* BEGIN ITEMS *
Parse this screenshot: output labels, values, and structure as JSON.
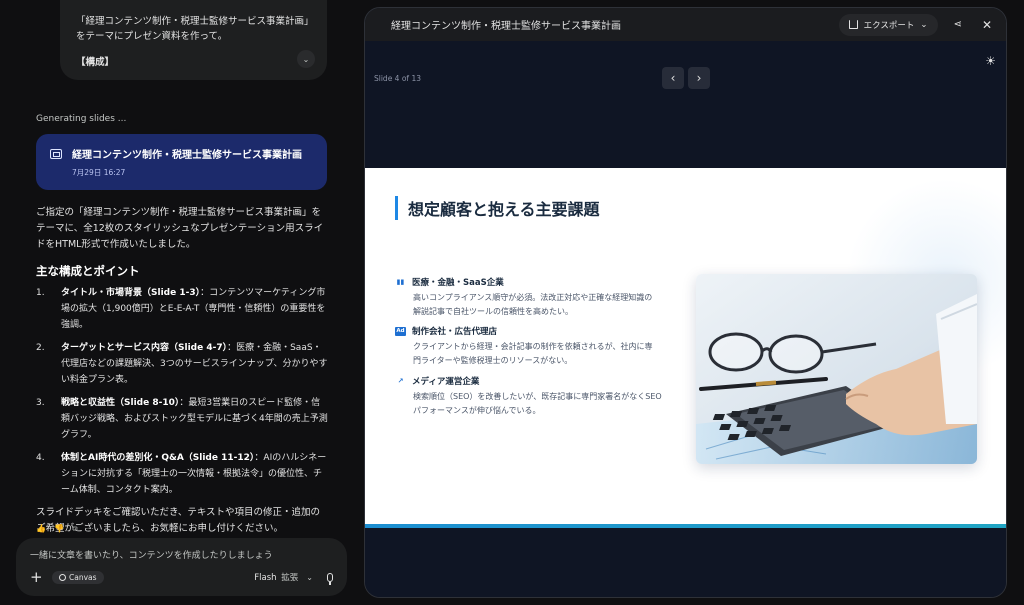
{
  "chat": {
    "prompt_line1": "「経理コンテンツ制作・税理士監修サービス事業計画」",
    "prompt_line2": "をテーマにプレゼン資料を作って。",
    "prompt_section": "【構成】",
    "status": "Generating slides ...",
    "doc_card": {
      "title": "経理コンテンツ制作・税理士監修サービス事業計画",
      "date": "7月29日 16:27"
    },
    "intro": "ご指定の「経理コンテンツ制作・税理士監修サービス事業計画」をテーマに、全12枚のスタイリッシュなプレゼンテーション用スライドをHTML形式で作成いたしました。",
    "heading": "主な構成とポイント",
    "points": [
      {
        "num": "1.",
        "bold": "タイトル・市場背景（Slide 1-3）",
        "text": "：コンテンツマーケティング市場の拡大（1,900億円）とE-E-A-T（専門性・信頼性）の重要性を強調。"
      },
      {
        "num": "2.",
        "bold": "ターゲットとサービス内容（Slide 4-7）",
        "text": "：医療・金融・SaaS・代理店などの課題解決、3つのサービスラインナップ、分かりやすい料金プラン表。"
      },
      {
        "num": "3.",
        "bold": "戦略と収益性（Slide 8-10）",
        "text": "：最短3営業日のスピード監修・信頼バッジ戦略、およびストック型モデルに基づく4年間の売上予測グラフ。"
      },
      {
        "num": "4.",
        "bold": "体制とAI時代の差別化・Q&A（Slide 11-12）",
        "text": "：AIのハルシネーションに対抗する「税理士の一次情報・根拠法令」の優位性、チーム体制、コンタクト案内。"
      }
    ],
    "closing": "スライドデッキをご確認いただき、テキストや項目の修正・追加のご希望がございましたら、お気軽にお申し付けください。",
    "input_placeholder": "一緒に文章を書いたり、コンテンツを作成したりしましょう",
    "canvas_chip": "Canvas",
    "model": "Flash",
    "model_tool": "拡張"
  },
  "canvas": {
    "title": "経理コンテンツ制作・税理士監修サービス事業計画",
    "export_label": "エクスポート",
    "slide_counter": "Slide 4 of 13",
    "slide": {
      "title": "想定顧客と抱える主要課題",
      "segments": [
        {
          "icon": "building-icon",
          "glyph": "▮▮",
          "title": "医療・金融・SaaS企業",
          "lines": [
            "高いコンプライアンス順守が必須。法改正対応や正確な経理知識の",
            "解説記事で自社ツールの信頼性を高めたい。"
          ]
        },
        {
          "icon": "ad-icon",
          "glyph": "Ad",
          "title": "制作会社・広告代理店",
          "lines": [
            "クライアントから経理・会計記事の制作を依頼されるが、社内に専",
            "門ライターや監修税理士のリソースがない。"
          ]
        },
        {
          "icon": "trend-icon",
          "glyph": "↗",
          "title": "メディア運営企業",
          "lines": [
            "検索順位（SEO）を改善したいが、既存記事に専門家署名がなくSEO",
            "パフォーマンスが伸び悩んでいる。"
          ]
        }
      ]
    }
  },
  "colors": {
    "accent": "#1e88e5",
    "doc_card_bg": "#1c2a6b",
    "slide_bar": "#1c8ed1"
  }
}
* END ITEMS *
* BEGIN ITEMS *
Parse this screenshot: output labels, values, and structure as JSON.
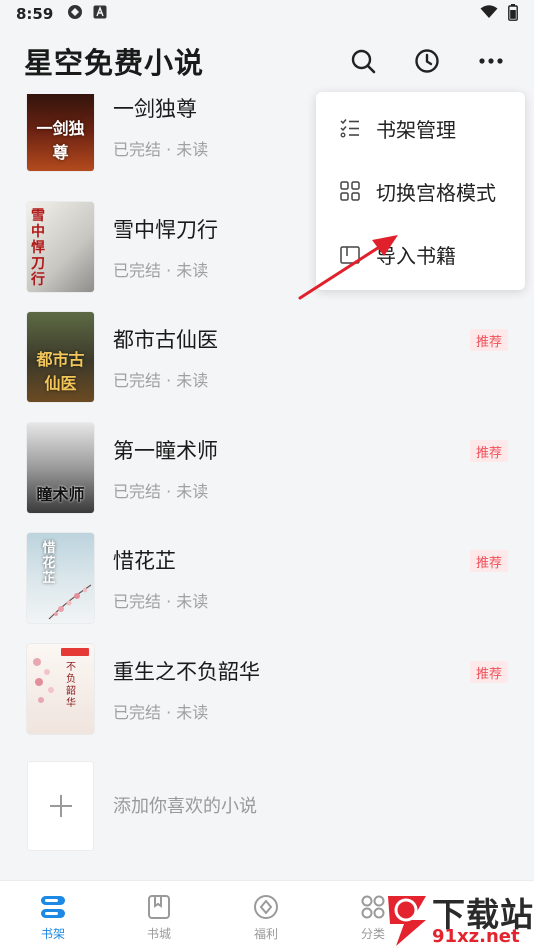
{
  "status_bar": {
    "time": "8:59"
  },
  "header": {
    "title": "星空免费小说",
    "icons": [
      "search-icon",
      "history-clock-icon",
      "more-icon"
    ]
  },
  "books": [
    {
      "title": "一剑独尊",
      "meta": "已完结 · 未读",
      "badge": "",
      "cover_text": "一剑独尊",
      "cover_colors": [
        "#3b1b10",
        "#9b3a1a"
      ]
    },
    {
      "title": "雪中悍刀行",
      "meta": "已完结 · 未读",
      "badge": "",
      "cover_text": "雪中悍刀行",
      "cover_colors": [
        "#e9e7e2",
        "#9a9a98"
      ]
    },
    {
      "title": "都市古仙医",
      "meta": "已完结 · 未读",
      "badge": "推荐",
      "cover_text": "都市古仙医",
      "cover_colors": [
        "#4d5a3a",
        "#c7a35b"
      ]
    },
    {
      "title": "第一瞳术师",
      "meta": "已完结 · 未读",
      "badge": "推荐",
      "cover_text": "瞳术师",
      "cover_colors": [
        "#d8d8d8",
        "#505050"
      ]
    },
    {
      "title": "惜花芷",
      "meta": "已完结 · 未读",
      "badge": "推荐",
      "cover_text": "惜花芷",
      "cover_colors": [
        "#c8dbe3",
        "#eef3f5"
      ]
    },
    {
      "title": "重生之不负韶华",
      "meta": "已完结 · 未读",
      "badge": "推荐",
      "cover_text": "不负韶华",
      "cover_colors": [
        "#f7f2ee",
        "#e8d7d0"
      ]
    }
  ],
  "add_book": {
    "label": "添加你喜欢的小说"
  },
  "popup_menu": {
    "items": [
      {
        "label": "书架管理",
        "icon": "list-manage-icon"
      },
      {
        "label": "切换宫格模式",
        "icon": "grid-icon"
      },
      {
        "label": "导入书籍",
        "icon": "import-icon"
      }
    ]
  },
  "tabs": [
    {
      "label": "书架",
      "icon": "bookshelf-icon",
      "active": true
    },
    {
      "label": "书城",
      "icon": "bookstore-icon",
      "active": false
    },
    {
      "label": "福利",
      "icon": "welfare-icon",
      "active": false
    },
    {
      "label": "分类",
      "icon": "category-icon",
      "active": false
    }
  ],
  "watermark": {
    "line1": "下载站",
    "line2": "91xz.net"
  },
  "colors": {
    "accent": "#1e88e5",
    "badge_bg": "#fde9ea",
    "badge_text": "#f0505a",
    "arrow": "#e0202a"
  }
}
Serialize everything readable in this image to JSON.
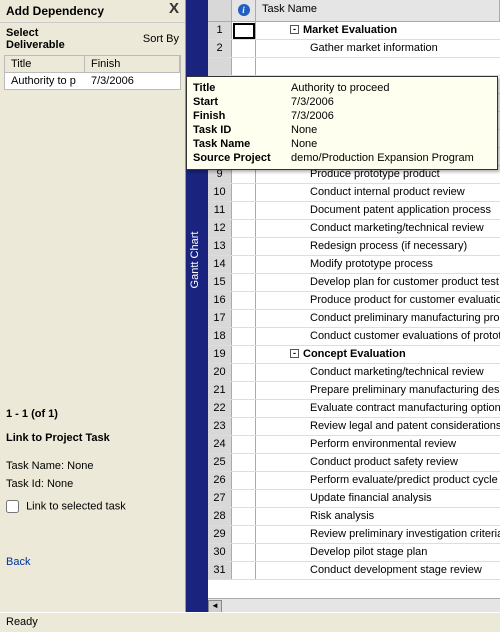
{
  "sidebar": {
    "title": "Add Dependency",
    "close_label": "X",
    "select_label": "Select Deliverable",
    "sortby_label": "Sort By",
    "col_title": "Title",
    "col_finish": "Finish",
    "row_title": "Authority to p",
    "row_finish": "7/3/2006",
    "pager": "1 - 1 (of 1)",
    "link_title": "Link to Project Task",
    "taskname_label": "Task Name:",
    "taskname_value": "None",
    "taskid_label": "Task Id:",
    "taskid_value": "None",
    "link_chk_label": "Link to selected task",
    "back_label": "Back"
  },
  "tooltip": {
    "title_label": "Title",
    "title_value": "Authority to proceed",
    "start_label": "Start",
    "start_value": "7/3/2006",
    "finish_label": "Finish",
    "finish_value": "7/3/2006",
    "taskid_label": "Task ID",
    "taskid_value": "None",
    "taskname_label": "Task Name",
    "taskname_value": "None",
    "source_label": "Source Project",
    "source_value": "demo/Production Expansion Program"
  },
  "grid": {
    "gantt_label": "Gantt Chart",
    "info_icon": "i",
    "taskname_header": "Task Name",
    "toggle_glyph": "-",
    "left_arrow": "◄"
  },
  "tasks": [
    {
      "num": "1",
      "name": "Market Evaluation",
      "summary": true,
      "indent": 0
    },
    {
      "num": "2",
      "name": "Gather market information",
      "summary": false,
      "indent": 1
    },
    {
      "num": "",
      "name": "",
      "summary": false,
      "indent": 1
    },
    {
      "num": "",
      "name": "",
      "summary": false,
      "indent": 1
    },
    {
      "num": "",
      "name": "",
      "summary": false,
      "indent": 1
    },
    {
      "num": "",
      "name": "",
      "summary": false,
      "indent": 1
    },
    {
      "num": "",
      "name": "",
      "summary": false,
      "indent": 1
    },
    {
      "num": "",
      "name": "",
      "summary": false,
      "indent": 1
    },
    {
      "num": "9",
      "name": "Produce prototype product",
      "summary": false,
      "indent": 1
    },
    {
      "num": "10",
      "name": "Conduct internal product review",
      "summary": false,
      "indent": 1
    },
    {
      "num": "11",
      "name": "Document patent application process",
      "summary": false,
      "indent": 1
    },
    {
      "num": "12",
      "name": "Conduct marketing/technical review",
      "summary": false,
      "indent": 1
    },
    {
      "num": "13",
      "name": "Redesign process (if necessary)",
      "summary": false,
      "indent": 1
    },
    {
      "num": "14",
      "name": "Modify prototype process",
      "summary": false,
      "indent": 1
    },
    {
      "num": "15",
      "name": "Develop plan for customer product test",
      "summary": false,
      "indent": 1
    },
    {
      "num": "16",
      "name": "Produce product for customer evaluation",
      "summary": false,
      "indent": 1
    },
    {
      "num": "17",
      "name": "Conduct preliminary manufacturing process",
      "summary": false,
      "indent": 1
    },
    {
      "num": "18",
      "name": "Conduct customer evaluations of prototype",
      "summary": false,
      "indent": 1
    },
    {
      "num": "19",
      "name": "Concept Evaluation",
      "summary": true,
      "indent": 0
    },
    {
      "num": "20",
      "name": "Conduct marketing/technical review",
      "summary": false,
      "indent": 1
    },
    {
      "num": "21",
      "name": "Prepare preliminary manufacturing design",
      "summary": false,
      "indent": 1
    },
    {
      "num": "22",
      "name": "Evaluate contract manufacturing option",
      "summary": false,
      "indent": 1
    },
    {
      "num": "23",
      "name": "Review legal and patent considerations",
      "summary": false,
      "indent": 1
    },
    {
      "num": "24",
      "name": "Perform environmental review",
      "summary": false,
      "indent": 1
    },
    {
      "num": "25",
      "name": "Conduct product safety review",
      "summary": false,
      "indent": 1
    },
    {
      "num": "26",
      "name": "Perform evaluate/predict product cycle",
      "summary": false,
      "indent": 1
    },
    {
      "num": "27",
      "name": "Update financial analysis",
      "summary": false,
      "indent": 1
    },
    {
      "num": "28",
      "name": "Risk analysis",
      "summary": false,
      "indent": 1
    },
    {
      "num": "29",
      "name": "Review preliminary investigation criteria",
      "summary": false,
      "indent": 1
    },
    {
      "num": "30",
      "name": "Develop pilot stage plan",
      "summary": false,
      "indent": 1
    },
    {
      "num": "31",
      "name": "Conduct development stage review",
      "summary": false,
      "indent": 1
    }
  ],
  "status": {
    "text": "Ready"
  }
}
* END ITEMS *
* BEGIN ITEMS *
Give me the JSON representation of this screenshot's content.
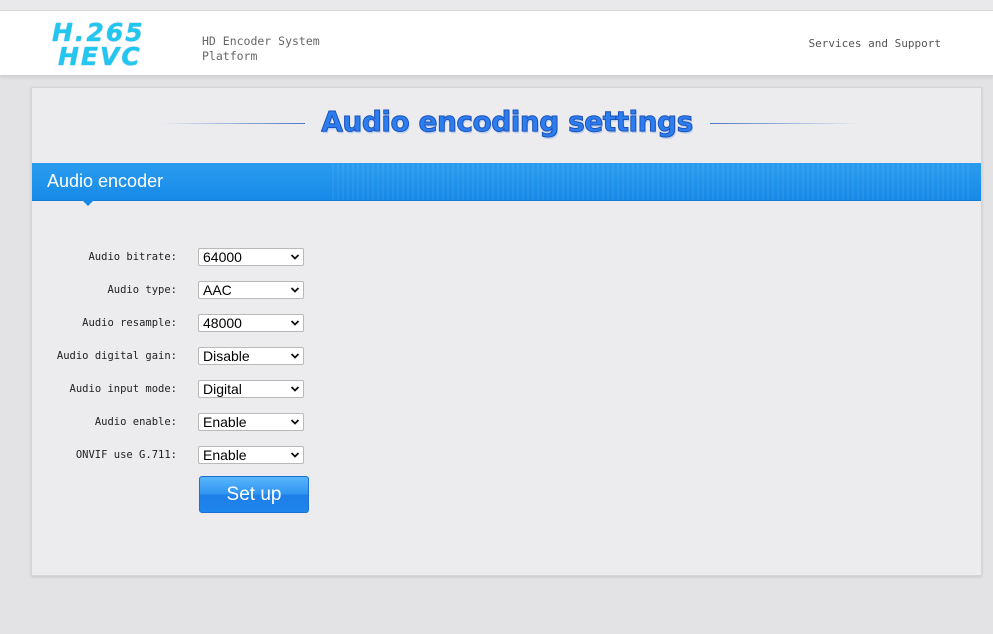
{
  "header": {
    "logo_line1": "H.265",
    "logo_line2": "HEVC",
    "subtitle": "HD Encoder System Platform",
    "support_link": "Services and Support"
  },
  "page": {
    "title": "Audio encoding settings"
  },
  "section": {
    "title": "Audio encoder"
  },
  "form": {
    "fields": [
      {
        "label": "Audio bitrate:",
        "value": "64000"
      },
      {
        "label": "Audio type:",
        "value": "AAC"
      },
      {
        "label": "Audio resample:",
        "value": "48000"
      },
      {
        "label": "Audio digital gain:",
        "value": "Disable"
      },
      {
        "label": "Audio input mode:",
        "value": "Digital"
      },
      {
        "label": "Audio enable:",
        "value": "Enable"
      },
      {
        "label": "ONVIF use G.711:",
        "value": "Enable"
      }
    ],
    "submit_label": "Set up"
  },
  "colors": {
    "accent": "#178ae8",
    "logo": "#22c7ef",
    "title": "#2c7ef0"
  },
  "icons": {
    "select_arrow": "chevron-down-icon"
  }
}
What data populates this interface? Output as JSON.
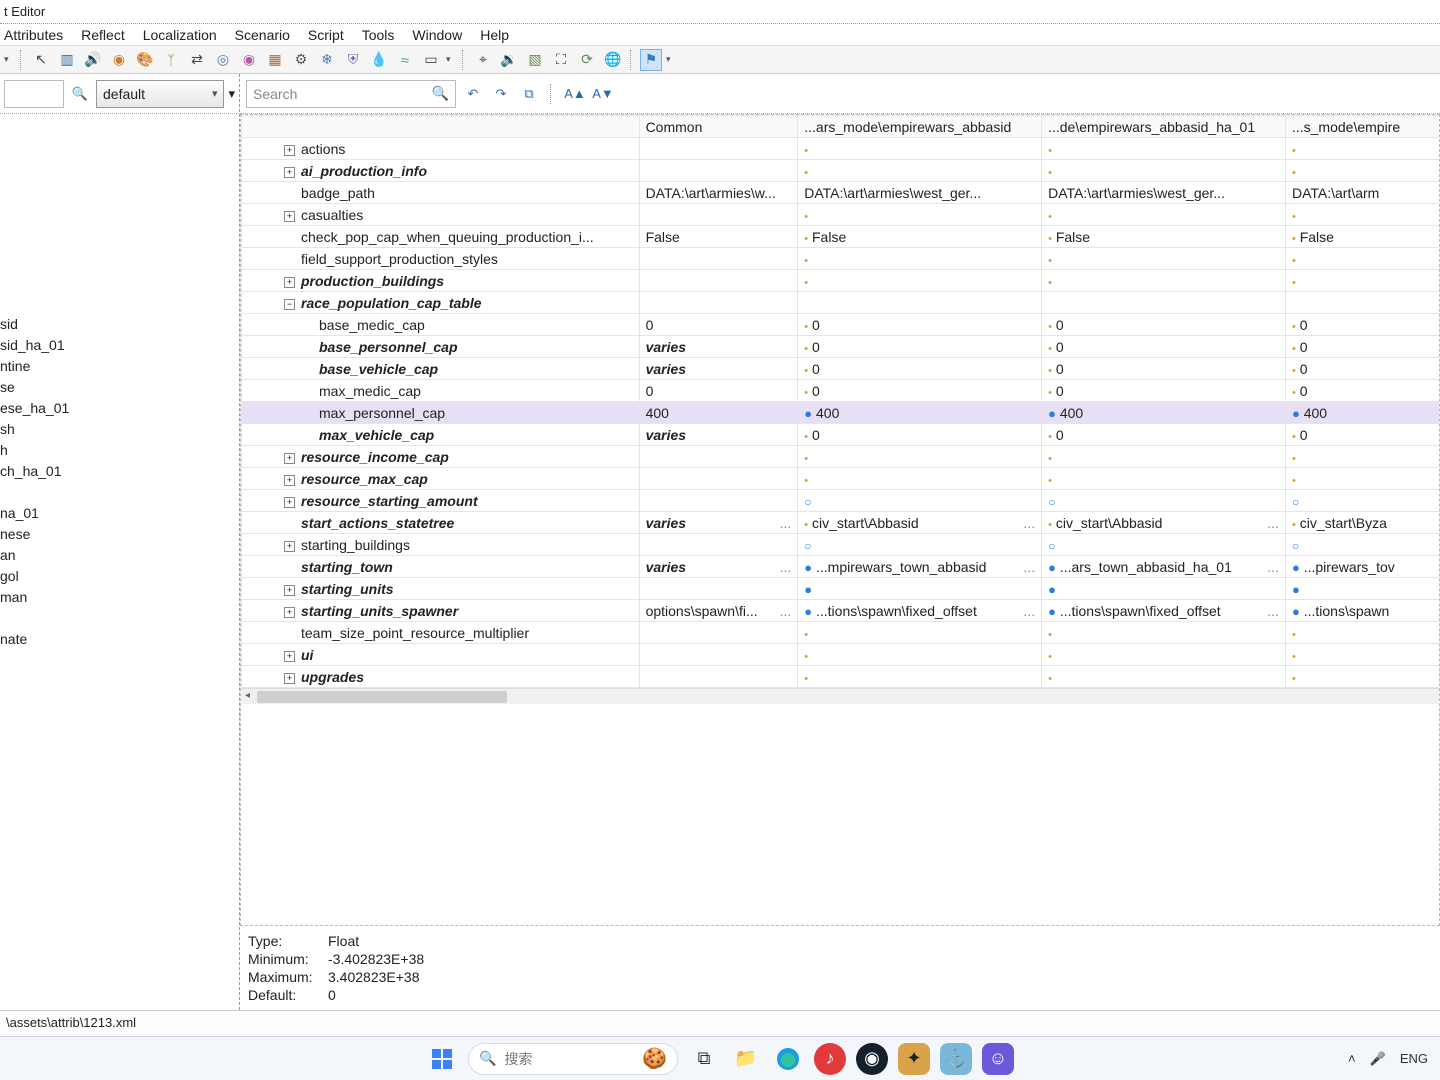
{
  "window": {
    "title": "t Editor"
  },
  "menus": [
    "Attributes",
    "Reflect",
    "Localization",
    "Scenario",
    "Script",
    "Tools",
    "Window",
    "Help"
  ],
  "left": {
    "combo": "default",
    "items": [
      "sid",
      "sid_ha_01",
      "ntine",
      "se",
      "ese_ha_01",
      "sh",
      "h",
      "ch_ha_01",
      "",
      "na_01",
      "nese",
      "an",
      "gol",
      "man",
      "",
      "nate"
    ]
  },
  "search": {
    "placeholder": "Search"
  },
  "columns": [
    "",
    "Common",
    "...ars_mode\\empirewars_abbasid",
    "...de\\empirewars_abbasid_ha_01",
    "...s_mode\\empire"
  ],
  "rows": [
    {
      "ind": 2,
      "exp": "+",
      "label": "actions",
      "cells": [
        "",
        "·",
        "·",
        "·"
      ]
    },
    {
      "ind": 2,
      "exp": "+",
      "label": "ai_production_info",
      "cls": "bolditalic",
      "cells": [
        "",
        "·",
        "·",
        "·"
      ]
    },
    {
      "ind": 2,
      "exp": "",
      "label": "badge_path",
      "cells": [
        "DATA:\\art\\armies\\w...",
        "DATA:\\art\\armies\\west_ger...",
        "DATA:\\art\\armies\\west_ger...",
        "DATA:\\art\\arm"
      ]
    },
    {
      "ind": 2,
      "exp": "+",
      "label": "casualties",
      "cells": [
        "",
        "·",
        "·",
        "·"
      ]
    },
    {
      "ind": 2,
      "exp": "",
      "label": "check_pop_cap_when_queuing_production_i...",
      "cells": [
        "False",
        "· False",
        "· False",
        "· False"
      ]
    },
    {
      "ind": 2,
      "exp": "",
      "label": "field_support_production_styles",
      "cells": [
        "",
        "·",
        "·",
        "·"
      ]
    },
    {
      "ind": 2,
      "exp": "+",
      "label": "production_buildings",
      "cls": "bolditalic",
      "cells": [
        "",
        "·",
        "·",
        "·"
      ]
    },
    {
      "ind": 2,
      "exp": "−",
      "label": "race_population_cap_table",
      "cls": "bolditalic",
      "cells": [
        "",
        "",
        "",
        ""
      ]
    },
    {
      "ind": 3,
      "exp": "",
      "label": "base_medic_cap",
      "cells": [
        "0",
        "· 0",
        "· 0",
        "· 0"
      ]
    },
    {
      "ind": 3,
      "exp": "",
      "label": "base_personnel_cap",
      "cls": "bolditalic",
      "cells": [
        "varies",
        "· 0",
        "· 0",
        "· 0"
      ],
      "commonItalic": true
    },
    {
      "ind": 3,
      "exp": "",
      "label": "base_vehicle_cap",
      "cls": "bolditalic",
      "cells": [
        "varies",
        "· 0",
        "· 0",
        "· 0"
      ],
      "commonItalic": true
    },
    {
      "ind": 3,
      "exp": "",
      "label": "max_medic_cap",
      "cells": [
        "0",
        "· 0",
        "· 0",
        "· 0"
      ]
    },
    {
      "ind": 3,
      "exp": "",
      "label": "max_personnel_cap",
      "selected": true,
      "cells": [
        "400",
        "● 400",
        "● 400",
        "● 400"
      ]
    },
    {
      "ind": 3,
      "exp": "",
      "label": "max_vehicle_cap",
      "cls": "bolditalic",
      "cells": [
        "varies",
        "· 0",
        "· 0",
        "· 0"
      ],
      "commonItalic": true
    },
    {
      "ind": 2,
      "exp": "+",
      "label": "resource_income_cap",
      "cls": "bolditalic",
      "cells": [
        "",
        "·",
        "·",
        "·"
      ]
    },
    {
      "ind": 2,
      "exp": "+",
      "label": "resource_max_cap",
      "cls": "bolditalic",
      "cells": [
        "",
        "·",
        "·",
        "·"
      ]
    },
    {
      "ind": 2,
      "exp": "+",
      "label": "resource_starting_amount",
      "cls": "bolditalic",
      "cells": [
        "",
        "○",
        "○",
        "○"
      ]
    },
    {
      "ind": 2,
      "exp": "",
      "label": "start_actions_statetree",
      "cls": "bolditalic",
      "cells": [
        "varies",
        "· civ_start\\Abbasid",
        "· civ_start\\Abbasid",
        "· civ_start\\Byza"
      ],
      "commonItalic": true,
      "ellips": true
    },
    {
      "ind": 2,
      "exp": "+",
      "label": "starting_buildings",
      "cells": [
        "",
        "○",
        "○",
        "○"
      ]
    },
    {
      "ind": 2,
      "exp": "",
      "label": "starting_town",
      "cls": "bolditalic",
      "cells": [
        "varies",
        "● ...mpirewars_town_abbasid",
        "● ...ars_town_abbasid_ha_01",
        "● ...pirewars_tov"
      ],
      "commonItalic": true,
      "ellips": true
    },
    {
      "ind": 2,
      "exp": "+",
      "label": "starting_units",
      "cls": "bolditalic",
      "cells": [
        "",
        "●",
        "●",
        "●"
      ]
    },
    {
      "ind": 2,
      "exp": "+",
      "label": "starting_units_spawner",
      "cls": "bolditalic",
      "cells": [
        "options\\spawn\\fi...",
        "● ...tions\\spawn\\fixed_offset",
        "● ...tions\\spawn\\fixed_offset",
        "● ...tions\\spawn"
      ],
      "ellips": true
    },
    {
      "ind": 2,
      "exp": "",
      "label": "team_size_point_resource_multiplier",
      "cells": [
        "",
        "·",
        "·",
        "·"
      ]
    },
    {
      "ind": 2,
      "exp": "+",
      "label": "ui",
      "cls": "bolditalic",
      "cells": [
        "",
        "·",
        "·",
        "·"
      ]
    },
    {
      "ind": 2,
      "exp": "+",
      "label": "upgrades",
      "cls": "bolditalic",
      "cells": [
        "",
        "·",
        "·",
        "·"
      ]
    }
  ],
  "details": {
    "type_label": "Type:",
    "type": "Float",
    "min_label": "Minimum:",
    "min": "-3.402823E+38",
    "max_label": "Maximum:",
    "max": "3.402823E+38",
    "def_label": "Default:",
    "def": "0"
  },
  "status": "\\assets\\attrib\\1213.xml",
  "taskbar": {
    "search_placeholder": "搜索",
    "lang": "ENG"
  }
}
* END ITEMS *
INSTRUCTION:
Check each line of the records for the word "manufacturing", and show the lines that contain it.

EXERCISE ANSWER:
      "name": "Conduct preliminary manufacturing process",
      "name": "Prepare preliminary manufacturing design",
      "name": "Evaluate contract manufacturing option",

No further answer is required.